▸ **Exercise**
Identify each line below that contains the word "folder", and copy it out.

[Records contained in a dataset]
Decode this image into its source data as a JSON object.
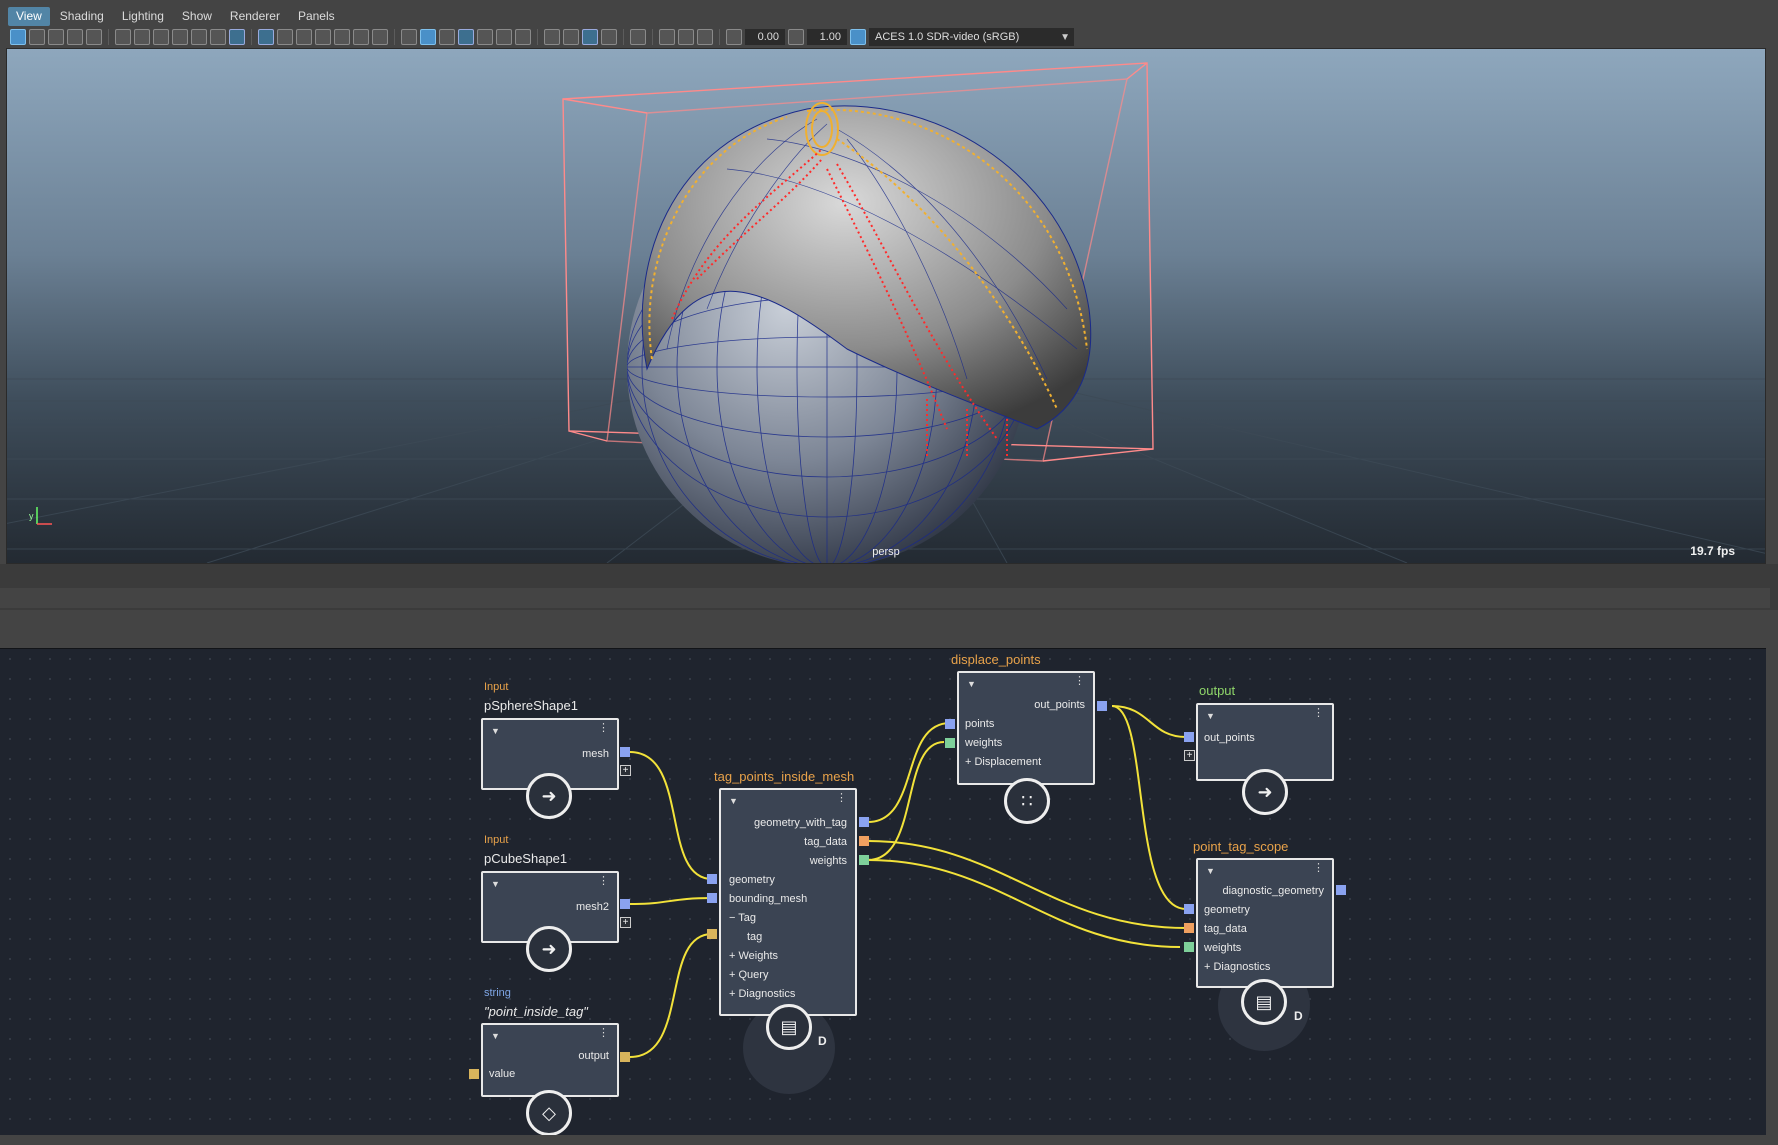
{
  "menu": [
    "View",
    "Shading",
    "Lighting",
    "Show",
    "Renderer",
    "Panels"
  ],
  "toolbar": {
    "exposure": "0.00",
    "gamma": "1.00",
    "color_transform": "ACES 1.0 SDR-video (sRGB)"
  },
  "viewport": {
    "camera": "persp",
    "fps": "19.7 fps",
    "axis_label": "y"
  },
  "nodes": {
    "sphere": {
      "category": "Input",
      "title": "pSphereShape1",
      "out": "mesh"
    },
    "cube": {
      "category": "Input",
      "title": "pCubeShape1",
      "out": "mesh2"
    },
    "string": {
      "category": "string",
      "title": "\"point_inside_tag\"",
      "out": "output",
      "in": "value"
    },
    "tag": {
      "title": "tag_points_inside_mesh",
      "outs": [
        "geometry_with_tag",
        "tag_data",
        "weights"
      ],
      "ins": [
        "geometry",
        "bounding_mesh"
      ],
      "group_tag": "Tag",
      "sub_tag": "tag",
      "groups": [
        "Weights",
        "Query",
        "Diagnostics"
      ],
      "badge_letter": "D"
    },
    "displace": {
      "title": "displace_points",
      "out": "out_points",
      "ins": [
        "points",
        "weights"
      ],
      "group": "Displacement"
    },
    "output": {
      "title": "output",
      "in": "out_points"
    },
    "scope": {
      "title": "point_tag_scope",
      "out": "diagnostic_geometry",
      "ins": [
        "geometry",
        "tag_data",
        "weights"
      ],
      "group": "Diagnostics",
      "badge_letter": "D"
    }
  },
  "colors": {
    "geometry_port": "#8aa2f0",
    "tag_port": "#f0a060",
    "weights_port": "#7ed09a",
    "string_port": "#d8b45c",
    "wire": "#f2e23a",
    "tag_points": "#ff2a2a",
    "scope_points": "#f0b030",
    "bbox": "#ff8a8a",
    "mesh_wire": "#1a2a8a"
  }
}
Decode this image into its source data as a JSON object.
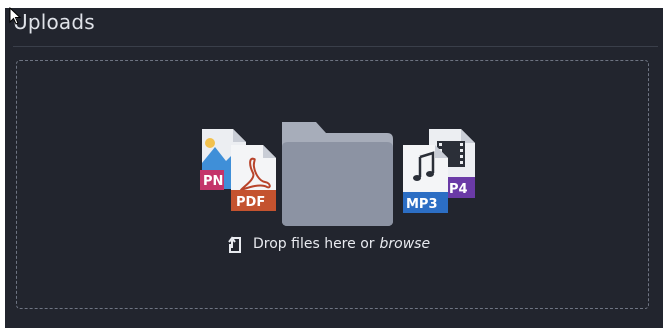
{
  "panel": {
    "title": "Uploads"
  },
  "dropzone": {
    "prompt": "Drop files here or",
    "browse_label": "browse",
    "upload_icon": "upload-icon",
    "center_icon": "folder-icon",
    "file_badges": [
      "PN",
      "PDF",
      "MP3",
      "P4"
    ]
  },
  "colors": {
    "background": "#22252e",
    "dashed_border": "#6e7482",
    "folder": "#8c93a3",
    "pdf_badge": "#c4532f",
    "png_badge": "#c4346a",
    "mp3_badge": "#2c6ec4",
    "mp4_badge": "#6a3aa6"
  }
}
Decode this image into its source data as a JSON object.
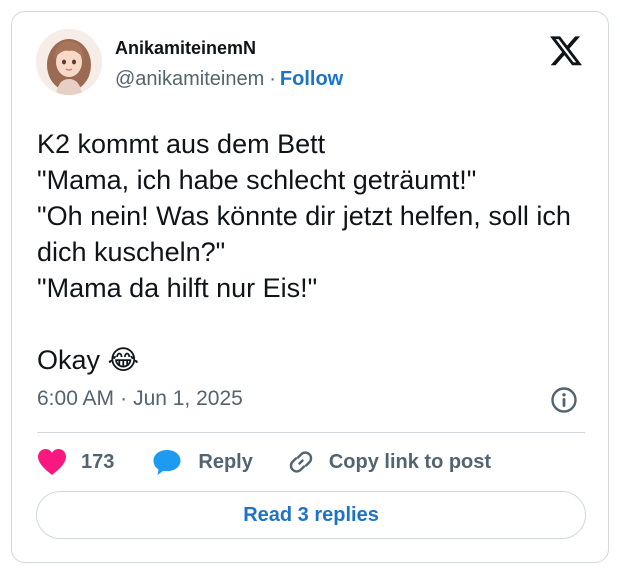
{
  "author": {
    "display_name": "AnikamiteinemN",
    "handle": "@anikamiteinem",
    "separator": "·",
    "follow_label": "Follow",
    "avatar_icon": "avatar-illustration"
  },
  "tweet": {
    "text": "K2 kommt aus dem Bett\n\"Mama, ich habe schlecht geträumt!\"\n\"Oh nein! Was könnte dir jetzt helfen, soll ich dich kuscheln?\"\n\"Mama da hilft nur Eis!\"\n\nOkay 😂",
    "time": "6:00 AM",
    "separator": "·",
    "date": "Jun 1, 2025"
  },
  "actions": {
    "like_count": "173",
    "reply_label": "Reply",
    "copy_label": "Copy link to post",
    "read_replies_label": "Read 3 replies"
  },
  "icons": {
    "platform": "x-logo-icon",
    "info": "info-icon",
    "like": "heart-icon",
    "reply": "speech-bubble-icon",
    "copy": "link-icon"
  },
  "colors": {
    "like": "#f91880",
    "reply": "#1d9bf0",
    "link": "#1d74c7",
    "muted": "#536471",
    "border": "#cfd9de"
  }
}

▸ **Task response**
    "center_icon": "folder-icon",
    "folder": "#8c93a3",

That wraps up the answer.